### TASK STATEMENT
Below are the records; copy each line in them that holds the word "véhicule".

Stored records
━━━

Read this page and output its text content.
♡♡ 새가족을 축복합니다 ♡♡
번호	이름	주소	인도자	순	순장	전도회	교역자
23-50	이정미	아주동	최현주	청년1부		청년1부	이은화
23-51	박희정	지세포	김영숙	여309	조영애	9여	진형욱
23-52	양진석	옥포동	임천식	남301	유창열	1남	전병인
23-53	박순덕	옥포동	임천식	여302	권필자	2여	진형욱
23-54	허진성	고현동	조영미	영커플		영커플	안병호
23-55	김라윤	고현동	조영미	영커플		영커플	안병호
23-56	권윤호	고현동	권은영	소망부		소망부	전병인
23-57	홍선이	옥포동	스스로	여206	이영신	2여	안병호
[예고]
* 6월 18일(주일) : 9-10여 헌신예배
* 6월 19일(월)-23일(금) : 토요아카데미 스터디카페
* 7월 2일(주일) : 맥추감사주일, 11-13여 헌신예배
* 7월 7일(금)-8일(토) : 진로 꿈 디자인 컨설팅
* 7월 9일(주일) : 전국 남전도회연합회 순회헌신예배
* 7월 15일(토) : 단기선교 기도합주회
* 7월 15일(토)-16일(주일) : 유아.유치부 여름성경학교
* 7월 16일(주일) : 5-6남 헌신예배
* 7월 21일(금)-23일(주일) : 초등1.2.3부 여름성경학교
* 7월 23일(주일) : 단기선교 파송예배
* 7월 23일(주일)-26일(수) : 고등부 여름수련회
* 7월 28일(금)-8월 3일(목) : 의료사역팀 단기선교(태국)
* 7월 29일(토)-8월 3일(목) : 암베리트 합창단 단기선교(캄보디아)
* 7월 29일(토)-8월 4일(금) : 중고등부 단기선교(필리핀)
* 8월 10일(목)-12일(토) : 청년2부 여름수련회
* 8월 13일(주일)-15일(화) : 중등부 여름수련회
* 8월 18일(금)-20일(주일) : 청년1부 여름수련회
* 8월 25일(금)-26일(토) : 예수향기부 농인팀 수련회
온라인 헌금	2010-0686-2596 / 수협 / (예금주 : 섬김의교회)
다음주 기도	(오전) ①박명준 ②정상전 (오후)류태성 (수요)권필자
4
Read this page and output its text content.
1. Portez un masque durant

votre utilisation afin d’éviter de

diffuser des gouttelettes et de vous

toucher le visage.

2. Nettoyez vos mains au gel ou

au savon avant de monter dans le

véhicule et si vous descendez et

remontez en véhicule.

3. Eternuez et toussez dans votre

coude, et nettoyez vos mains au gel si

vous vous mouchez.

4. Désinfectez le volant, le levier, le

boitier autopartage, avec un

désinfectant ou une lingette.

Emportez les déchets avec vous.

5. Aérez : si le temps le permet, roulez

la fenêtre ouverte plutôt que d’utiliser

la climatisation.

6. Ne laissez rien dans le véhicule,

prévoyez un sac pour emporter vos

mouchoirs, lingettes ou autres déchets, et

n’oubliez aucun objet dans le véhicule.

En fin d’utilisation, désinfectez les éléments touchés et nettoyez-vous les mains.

━━━

### EXERCISE SOLUTION
véhicule et si vous descendez et
remontez en véhicule.
6. Ne laissez rien dans le véhicule,
n’oubliez aucun objet dans le véhicule.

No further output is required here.